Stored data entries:
───
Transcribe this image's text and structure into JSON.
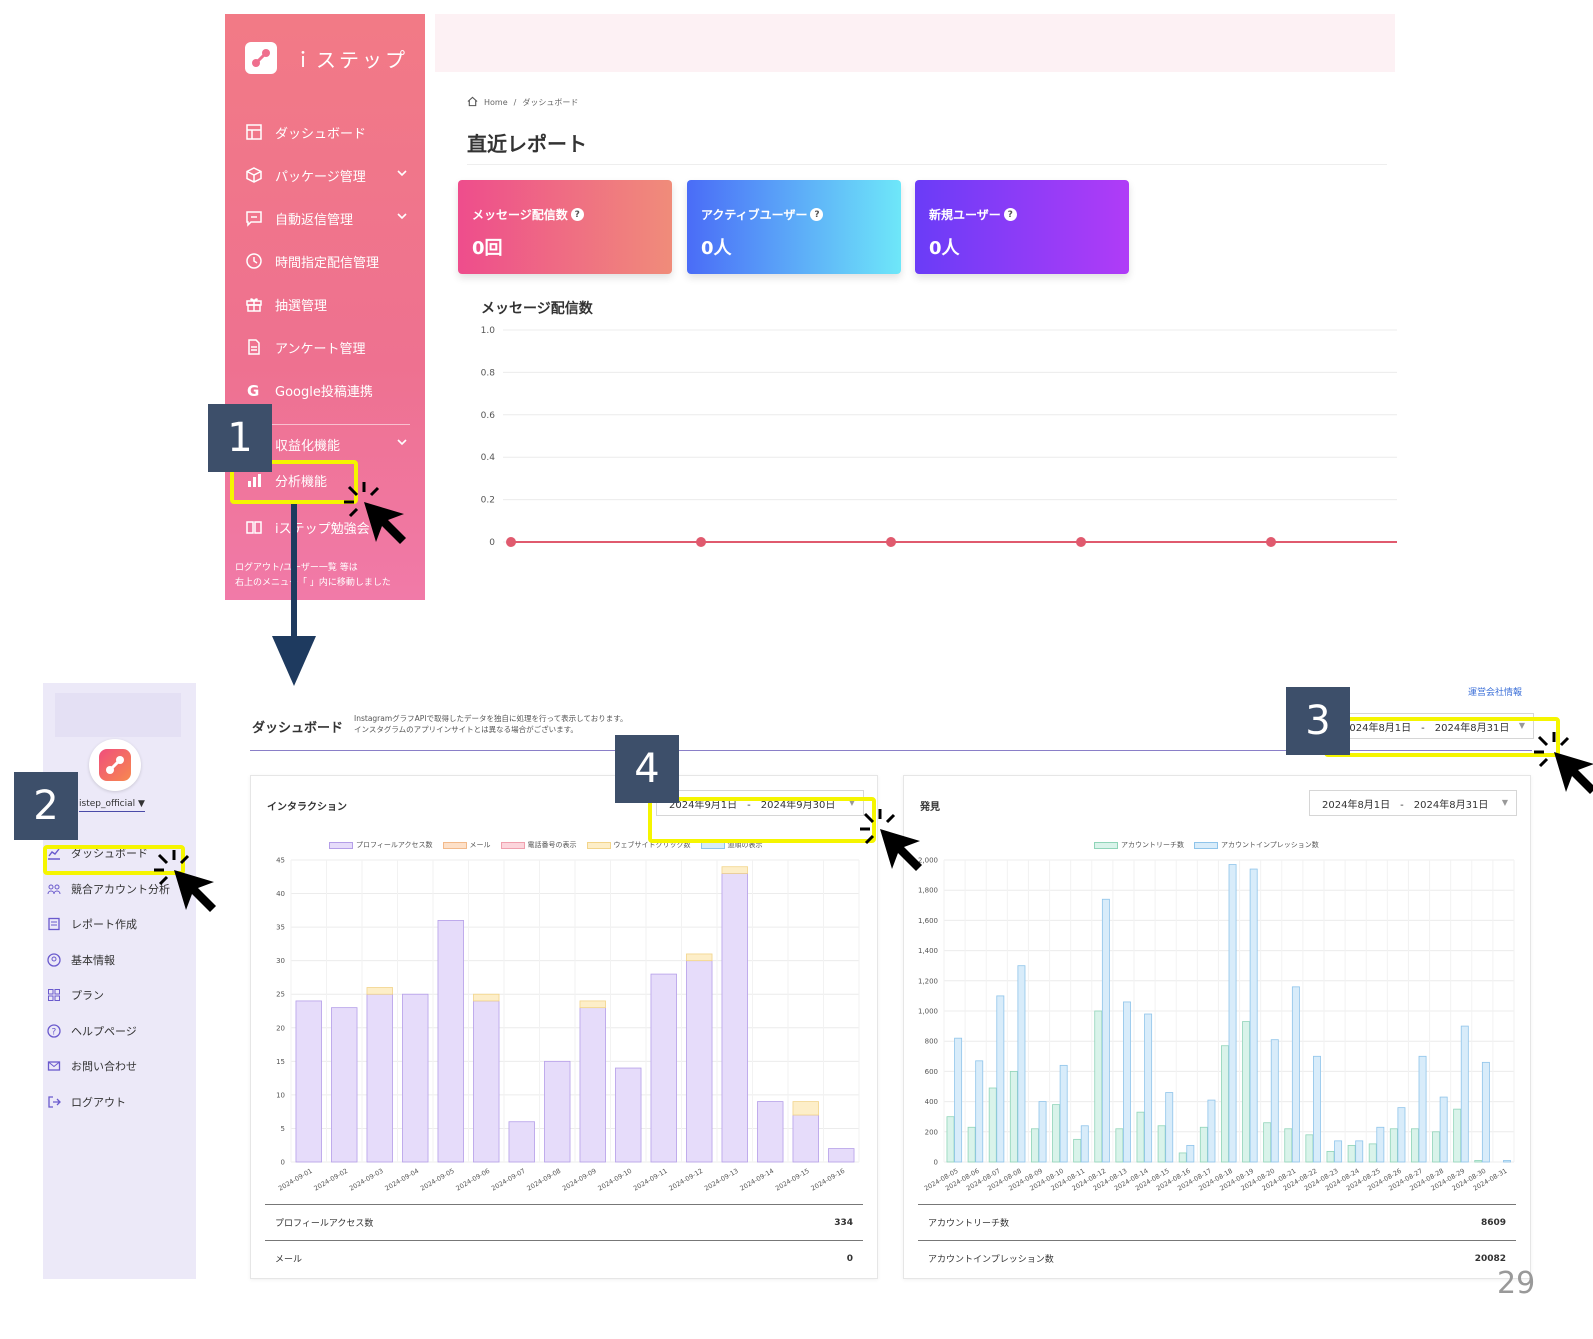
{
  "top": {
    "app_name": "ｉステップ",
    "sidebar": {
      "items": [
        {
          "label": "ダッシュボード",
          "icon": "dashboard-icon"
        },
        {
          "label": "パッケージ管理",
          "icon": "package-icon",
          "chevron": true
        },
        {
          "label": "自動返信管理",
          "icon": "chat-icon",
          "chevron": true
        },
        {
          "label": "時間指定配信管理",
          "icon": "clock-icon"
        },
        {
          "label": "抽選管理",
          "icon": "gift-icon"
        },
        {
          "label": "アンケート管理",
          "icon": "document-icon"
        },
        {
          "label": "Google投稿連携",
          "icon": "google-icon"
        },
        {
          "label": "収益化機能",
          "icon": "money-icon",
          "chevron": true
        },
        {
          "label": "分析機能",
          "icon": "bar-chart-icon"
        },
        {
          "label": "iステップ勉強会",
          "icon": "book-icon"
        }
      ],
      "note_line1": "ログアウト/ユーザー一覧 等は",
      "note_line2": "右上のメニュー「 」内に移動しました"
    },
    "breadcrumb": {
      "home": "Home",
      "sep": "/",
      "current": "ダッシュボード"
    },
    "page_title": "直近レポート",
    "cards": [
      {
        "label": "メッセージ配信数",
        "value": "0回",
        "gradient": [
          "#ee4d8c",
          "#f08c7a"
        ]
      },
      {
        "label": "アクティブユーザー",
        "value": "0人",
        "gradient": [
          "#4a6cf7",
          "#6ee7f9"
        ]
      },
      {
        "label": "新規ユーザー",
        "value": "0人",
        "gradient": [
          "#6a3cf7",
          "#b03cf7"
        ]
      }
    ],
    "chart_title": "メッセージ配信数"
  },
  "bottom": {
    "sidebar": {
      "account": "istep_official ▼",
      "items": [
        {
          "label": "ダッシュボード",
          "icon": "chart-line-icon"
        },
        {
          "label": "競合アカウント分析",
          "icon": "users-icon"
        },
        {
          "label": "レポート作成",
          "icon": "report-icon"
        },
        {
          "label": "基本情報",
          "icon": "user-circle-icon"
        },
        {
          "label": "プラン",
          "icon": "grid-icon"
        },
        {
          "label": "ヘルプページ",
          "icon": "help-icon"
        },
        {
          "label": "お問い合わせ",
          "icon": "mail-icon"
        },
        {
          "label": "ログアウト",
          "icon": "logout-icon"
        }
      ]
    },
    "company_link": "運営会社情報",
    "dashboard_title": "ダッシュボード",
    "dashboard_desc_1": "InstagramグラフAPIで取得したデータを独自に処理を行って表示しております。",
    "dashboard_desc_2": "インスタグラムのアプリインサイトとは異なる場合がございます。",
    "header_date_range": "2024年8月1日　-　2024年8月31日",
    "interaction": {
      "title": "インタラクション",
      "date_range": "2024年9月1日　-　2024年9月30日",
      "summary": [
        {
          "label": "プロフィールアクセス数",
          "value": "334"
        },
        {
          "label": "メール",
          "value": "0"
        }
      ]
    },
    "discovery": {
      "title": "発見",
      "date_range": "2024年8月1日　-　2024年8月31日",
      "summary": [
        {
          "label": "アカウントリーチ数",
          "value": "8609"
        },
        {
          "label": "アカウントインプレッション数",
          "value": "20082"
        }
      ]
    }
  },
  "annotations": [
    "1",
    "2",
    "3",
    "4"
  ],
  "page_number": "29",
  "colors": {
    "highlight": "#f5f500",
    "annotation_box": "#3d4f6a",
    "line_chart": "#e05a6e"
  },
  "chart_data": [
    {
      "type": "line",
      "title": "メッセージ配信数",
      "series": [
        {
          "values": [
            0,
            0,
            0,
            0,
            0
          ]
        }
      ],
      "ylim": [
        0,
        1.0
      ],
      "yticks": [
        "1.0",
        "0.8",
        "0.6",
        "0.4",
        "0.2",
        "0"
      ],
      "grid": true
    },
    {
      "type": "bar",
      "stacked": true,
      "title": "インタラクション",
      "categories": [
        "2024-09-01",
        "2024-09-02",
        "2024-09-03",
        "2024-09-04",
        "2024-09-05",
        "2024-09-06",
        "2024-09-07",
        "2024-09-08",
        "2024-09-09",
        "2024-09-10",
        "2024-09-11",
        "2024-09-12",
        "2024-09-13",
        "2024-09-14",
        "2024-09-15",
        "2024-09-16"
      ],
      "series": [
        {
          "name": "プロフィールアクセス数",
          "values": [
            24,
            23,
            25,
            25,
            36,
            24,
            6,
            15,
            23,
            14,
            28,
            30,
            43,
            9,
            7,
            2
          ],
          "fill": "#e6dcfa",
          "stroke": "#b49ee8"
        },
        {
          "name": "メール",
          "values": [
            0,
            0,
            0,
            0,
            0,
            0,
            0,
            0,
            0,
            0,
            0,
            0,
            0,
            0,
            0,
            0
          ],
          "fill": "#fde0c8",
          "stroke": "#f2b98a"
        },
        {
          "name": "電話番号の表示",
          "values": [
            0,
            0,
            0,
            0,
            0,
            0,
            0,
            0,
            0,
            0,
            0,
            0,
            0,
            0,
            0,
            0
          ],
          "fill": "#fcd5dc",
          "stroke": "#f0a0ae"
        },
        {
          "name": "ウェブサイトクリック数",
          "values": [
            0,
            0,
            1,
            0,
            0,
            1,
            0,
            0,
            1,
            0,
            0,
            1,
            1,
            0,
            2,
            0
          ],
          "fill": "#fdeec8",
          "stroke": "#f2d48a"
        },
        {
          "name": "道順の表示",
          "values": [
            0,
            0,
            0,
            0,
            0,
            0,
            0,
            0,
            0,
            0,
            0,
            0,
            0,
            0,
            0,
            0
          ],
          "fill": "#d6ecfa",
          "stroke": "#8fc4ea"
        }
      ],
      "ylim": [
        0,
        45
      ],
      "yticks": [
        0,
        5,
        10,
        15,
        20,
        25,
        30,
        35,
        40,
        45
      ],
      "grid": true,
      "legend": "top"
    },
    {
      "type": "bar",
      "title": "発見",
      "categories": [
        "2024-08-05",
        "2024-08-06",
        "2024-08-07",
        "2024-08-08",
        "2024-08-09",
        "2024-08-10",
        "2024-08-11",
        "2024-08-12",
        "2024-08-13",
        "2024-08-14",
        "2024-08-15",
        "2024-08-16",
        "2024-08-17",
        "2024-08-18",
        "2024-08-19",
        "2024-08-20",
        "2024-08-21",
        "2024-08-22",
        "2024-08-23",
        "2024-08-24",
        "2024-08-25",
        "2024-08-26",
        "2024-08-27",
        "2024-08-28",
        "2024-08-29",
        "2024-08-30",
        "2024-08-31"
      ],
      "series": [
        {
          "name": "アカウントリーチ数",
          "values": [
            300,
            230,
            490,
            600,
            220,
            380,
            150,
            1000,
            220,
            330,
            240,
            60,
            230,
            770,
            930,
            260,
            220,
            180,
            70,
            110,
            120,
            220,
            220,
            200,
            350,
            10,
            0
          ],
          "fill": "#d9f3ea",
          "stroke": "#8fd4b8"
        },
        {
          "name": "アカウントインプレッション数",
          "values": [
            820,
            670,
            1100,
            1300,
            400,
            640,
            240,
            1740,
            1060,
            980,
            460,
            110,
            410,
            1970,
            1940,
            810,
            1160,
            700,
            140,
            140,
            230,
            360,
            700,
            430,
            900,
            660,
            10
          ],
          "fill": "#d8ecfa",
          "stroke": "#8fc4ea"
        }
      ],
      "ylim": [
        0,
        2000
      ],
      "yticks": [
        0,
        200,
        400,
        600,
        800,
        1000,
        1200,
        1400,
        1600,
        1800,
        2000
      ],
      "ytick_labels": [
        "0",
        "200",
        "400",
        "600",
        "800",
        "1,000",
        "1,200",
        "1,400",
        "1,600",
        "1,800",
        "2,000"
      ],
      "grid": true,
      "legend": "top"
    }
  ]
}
───
REQUIREMENT: Repeat the records above exactly, leaving out any pictures they contain.

OUTPUT OF THE EXERCISE:
Transcribe this image's text and structure into JSON.
{
  "top": {
    "app_name": "ｉステップ",
    "sidebar": {
      "items": [
        {
          "label": "ダッシュボード",
          "icon": "dashboard-icon"
        },
        {
          "label": "パッケージ管理",
          "icon": "package-icon",
          "chevron": true
        },
        {
          "label": "自動返信管理",
          "icon": "chat-icon",
          "chevron": true
        },
        {
          "label": "時間指定配信管理",
          "icon": "clock-icon"
        },
        {
          "label": "抽選管理",
          "icon": "gift-icon"
        },
        {
          "label": "アンケート管理",
          "icon": "document-icon"
        },
        {
          "label": "Google投稿連携",
          "icon": "google-icon"
        },
        {
          "label": "収益化機能",
          "icon": "money-icon",
          "chevron": true
        },
        {
          "label": "分析機能",
          "icon": "bar-chart-icon"
        },
        {
          "label": "iステップ勉強会",
          "icon": "book-icon"
        }
      ],
      "note_line1": "ログアウト/ユーザー一覧 等は",
      "note_line2": "右上のメニュー「 」内に移動しました"
    },
    "breadcrumb": {
      "home": "Home",
      "sep": "/",
      "current": "ダッシュボード"
    },
    "page_title": "直近レポート",
    "cards": [
      {
        "label": "メッセージ配信数",
        "value": "0回",
        "gradient": [
          "#ee4d8c",
          "#f08c7a"
        ]
      },
      {
        "label": "アクティブユーザー",
        "value": "0人",
        "gradient": [
          "#4a6cf7",
          "#6ee7f9"
        ]
      },
      {
        "label": "新規ユーザー",
        "value": "0人",
        "gradient": [
          "#6a3cf7",
          "#b03cf7"
        ]
      }
    ],
    "chart_title": "メッセージ配信数"
  },
  "bottom": {
    "sidebar": {
      "account": "istep_official ▼",
      "items": [
        {
          "label": "ダッシュボード",
          "icon": "chart-line-icon"
        },
        {
          "label": "競合アカウント分析",
          "icon": "users-icon"
        },
        {
          "label": "レポート作成",
          "icon": "report-icon"
        },
        {
          "label": "基本情報",
          "icon": "user-circle-icon"
        },
        {
          "label": "プラン",
          "icon": "grid-icon"
        },
        {
          "label": "ヘルプページ",
          "icon": "help-icon"
        },
        {
          "label": "お問い合わせ",
          "icon": "mail-icon"
        },
        {
          "label": "ログアウト",
          "icon": "logout-icon"
        }
      ]
    },
    "company_link": "運営会社情報",
    "dashboard_title": "ダッシュボード",
    "dashboard_desc_1": "InstagramグラフAPIで取得したデータを独自に処理を行って表示しております。",
    "dashboard_desc_2": "インスタグラムのアプリインサイトとは異なる場合がございます。",
    "header_date_range": "2024年8月1日　-　2024年8月31日",
    "interaction": {
      "title": "インタラクション",
      "date_range": "2024年9月1日　-　2024年9月30日",
      "summary": [
        {
          "label": "プロフィールアクセス数",
          "value": "334"
        },
        {
          "label": "メール",
          "value": "0"
        }
      ]
    },
    "discovery": {
      "title": "発見",
      "date_range": "2024年8月1日　-　2024年8月31日",
      "summary": [
        {
          "label": "アカウントリーチ数",
          "value": "8609"
        },
        {
          "label": "アカウントインプレッション数",
          "value": "20082"
        }
      ]
    }
  },
  "annotations": [
    "1",
    "2",
    "3",
    "4"
  ],
  "page_number": "29",
  "colors": {
    "highlight": "#f5f500",
    "annotation_box": "#3d4f6a",
    "line_chart": "#e05a6e"
  },
  "chart_data": [
    {
      "type": "line",
      "title": "メッセージ配信数",
      "series": [
        {
          "values": [
            0,
            0,
            0,
            0,
            0
          ]
        }
      ],
      "ylim": [
        0,
        1.0
      ],
      "yticks": [
        "1.0",
        "0.8",
        "0.6",
        "0.4",
        "0.2",
        "0"
      ],
      "grid": true
    },
    {
      "type": "bar",
      "stacked": true,
      "title": "インタラクション",
      "categories": [
        "2024-09-01",
        "2024-09-02",
        "2024-09-03",
        "2024-09-04",
        "2024-09-05",
        "2024-09-06",
        "2024-09-07",
        "2024-09-08",
        "2024-09-09",
        "2024-09-10",
        "2024-09-11",
        "2024-09-12",
        "2024-09-13",
        "2024-09-14",
        "2024-09-15",
        "2024-09-16"
      ],
      "series": [
        {
          "name": "プロフィールアクセス数",
          "values": [
            24,
            23,
            25,
            25,
            36,
            24,
            6,
            15,
            23,
            14,
            28,
            30,
            43,
            9,
            7,
            2
          ],
          "fill": "#e6dcfa",
          "stroke": "#b49ee8"
        },
        {
          "name": "メール",
          "values": [
            0,
            0,
            0,
            0,
            0,
            0,
            0,
            0,
            0,
            0,
            0,
            0,
            0,
            0,
            0,
            0
          ],
          "fill": "#fde0c8",
          "stroke": "#f2b98a"
        },
        {
          "name": "電話番号の表示",
          "values": [
            0,
            0,
            0,
            0,
            0,
            0,
            0,
            0,
            0,
            0,
            0,
            0,
            0,
            0,
            0,
            0
          ],
          "fill": "#fcd5dc",
          "stroke": "#f0a0ae"
        },
        {
          "name": "ウェブサイトクリック数",
          "values": [
            0,
            0,
            1,
            0,
            0,
            1,
            0,
            0,
            1,
            0,
            0,
            1,
            1,
            0,
            2,
            0
          ],
          "fill": "#fdeec8",
          "stroke": "#f2d48a"
        },
        {
          "name": "道順の表示",
          "values": [
            0,
            0,
            0,
            0,
            0,
            0,
            0,
            0,
            0,
            0,
            0,
            0,
            0,
            0,
            0,
            0
          ],
          "fill": "#d6ecfa",
          "stroke": "#8fc4ea"
        }
      ],
      "ylim": [
        0,
        45
      ],
      "yticks": [
        0,
        5,
        10,
        15,
        20,
        25,
        30,
        35,
        40,
        45
      ],
      "grid": true,
      "legend": "top"
    },
    {
      "type": "bar",
      "title": "発見",
      "categories": [
        "2024-08-05",
        "2024-08-06",
        "2024-08-07",
        "2024-08-08",
        "2024-08-09",
        "2024-08-10",
        "2024-08-11",
        "2024-08-12",
        "2024-08-13",
        "2024-08-14",
        "2024-08-15",
        "2024-08-16",
        "2024-08-17",
        "2024-08-18",
        "2024-08-19",
        "2024-08-20",
        "2024-08-21",
        "2024-08-22",
        "2024-08-23",
        "2024-08-24",
        "2024-08-25",
        "2024-08-26",
        "2024-08-27",
        "2024-08-28",
        "2024-08-29",
        "2024-08-30",
        "2024-08-31"
      ],
      "series": [
        {
          "name": "アカウントリーチ数",
          "values": [
            300,
            230,
            490,
            600,
            220,
            380,
            150,
            1000,
            220,
            330,
            240,
            60,
            230,
            770,
            930,
            260,
            220,
            180,
            70,
            110,
            120,
            220,
            220,
            200,
            350,
            10,
            0
          ],
          "fill": "#d9f3ea",
          "stroke": "#8fd4b8"
        },
        {
          "name": "アカウントインプレッション数",
          "values": [
            820,
            670,
            1100,
            1300,
            400,
            640,
            240,
            1740,
            1060,
            980,
            460,
            110,
            410,
            1970,
            1940,
            810,
            1160,
            700,
            140,
            140,
            230,
            360,
            700,
            430,
            900,
            660,
            10
          ],
          "fill": "#d8ecfa",
          "stroke": "#8fc4ea"
        }
      ],
      "ylim": [
        0,
        2000
      ],
      "yticks": [
        0,
        200,
        400,
        600,
        800,
        1000,
        1200,
        1400,
        1600,
        1800,
        2000
      ],
      "ytick_labels": [
        "0",
        "200",
        "400",
        "600",
        "800",
        "1,000",
        "1,200",
        "1,400",
        "1,600",
        "1,800",
        "2,000"
      ],
      "grid": true,
      "legend": "top"
    }
  ]
}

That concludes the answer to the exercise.